In the data below, find each line containing the string "élevée" and return it.

--- Start DATA TO USE ---

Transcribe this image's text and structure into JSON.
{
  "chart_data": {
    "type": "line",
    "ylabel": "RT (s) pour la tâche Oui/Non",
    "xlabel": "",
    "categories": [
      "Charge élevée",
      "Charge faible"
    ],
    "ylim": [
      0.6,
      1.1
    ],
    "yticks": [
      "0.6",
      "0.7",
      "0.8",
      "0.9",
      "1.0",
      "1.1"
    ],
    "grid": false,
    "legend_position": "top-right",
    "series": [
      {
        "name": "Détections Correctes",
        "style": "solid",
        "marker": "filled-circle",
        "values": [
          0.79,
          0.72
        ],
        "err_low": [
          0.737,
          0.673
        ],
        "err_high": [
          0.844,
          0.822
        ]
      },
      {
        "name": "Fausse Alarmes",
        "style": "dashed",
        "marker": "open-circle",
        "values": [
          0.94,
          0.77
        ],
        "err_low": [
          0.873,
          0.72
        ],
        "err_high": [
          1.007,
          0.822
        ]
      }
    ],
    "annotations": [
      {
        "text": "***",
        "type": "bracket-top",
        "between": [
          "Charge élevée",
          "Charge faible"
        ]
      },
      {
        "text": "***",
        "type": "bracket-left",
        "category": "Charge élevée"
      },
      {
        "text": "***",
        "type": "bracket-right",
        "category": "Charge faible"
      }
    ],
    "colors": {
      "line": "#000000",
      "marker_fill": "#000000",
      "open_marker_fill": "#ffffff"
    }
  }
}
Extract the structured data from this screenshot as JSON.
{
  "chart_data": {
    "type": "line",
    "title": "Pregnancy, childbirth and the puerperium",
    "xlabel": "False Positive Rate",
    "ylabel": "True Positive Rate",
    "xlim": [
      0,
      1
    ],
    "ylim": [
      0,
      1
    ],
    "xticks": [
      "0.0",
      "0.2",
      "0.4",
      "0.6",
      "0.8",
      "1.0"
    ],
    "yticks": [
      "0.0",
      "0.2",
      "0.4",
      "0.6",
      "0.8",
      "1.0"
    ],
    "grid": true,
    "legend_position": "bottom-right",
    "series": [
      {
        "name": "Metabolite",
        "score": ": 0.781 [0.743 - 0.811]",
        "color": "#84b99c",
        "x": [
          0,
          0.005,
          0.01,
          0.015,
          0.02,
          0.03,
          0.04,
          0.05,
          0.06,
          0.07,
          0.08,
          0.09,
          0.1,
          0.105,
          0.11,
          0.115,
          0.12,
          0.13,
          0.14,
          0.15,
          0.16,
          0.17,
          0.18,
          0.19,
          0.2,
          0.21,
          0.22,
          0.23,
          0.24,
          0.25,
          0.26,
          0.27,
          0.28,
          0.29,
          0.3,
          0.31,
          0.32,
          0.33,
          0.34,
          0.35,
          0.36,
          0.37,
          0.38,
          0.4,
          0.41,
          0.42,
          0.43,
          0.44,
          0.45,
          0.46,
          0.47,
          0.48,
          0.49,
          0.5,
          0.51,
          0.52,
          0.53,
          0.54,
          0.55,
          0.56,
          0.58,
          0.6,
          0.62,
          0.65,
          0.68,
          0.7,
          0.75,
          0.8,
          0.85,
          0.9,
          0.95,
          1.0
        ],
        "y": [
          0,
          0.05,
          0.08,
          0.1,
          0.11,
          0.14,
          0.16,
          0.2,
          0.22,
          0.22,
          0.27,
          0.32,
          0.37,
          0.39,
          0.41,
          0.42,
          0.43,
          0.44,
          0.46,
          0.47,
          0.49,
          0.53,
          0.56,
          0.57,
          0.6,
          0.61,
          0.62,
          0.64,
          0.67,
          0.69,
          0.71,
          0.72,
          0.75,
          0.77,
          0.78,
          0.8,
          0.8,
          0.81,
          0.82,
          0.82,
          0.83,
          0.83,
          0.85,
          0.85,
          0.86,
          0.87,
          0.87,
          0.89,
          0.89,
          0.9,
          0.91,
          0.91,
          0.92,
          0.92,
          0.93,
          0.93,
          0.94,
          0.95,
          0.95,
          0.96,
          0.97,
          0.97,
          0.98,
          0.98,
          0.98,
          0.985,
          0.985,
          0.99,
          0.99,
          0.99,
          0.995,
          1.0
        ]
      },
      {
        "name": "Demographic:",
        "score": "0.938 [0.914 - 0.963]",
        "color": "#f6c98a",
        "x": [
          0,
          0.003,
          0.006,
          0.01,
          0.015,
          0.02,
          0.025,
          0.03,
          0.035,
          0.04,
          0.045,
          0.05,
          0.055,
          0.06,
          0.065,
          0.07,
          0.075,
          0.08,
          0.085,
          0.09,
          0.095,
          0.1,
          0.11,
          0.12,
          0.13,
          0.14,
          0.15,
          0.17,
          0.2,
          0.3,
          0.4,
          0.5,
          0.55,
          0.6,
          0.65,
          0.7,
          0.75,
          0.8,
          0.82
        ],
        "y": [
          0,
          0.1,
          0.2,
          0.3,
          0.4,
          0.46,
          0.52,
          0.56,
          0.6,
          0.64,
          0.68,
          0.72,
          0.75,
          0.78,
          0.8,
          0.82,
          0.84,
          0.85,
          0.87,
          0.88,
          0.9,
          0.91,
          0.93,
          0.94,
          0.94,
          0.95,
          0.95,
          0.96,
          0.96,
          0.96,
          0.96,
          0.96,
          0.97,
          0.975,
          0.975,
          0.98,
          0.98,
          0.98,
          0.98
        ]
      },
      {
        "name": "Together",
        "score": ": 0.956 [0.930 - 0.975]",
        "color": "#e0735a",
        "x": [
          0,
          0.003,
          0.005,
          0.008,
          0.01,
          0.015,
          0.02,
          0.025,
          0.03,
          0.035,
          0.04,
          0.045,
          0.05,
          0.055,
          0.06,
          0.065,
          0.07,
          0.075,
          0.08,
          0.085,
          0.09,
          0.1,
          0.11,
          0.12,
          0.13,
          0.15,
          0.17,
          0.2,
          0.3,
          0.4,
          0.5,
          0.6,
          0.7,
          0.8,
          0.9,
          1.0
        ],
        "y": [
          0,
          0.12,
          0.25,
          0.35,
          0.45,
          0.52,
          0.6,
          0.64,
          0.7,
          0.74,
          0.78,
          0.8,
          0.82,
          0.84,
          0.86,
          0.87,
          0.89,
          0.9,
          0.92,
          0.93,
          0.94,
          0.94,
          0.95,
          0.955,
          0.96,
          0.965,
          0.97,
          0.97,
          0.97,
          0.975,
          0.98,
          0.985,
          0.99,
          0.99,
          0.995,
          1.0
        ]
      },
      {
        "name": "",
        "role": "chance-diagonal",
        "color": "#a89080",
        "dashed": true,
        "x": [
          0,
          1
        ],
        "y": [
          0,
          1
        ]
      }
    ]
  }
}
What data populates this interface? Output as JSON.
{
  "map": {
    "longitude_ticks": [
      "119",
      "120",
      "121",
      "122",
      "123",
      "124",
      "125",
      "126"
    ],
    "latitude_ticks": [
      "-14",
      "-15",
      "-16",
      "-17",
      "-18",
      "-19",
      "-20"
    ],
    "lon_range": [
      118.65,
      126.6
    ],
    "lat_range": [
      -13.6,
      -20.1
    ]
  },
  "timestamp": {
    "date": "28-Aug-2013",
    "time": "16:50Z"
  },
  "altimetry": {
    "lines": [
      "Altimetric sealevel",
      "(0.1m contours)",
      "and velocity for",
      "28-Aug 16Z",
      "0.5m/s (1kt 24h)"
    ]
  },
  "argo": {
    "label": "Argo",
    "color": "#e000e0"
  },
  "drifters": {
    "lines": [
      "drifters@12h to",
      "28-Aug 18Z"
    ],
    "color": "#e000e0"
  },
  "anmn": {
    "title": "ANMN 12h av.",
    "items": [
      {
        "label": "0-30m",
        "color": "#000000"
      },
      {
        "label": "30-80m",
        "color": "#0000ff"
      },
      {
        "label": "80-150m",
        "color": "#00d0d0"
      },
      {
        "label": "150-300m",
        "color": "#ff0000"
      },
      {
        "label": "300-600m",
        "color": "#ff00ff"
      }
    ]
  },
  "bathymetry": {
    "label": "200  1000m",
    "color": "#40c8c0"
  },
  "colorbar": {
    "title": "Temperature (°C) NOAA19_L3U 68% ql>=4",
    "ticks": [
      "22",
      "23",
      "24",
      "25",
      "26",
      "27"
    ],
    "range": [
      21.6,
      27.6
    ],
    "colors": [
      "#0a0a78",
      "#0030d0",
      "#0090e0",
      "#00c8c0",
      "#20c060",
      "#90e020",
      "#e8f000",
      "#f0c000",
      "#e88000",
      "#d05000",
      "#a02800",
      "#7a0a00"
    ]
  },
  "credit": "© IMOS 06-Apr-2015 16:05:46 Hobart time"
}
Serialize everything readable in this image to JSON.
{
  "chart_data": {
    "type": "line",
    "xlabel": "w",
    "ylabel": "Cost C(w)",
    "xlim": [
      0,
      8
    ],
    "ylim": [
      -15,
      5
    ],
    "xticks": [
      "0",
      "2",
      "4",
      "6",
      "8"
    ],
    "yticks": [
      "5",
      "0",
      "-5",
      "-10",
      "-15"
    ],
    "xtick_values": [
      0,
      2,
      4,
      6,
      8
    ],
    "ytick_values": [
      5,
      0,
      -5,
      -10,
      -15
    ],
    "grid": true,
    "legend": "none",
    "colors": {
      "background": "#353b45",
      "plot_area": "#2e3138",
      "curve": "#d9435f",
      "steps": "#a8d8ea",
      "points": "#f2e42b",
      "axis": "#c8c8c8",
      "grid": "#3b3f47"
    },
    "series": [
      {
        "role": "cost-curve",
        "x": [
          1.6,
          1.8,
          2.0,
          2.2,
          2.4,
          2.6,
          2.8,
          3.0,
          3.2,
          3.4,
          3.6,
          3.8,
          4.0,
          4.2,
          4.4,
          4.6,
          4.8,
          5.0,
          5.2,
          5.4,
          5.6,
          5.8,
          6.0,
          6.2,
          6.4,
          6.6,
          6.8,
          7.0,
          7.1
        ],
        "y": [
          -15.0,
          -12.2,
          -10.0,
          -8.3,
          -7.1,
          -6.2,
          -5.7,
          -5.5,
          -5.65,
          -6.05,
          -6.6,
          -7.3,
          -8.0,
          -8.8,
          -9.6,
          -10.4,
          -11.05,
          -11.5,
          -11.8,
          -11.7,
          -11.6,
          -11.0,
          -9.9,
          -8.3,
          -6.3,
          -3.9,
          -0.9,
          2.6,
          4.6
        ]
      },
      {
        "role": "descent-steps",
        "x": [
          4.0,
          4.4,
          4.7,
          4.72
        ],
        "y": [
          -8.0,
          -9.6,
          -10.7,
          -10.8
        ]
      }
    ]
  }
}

--- End DATA TO USE ---

**WRITTEN SOLUTION**
      "Charge élevée",
          "Charge élevée",
        "category": "Charge élevée"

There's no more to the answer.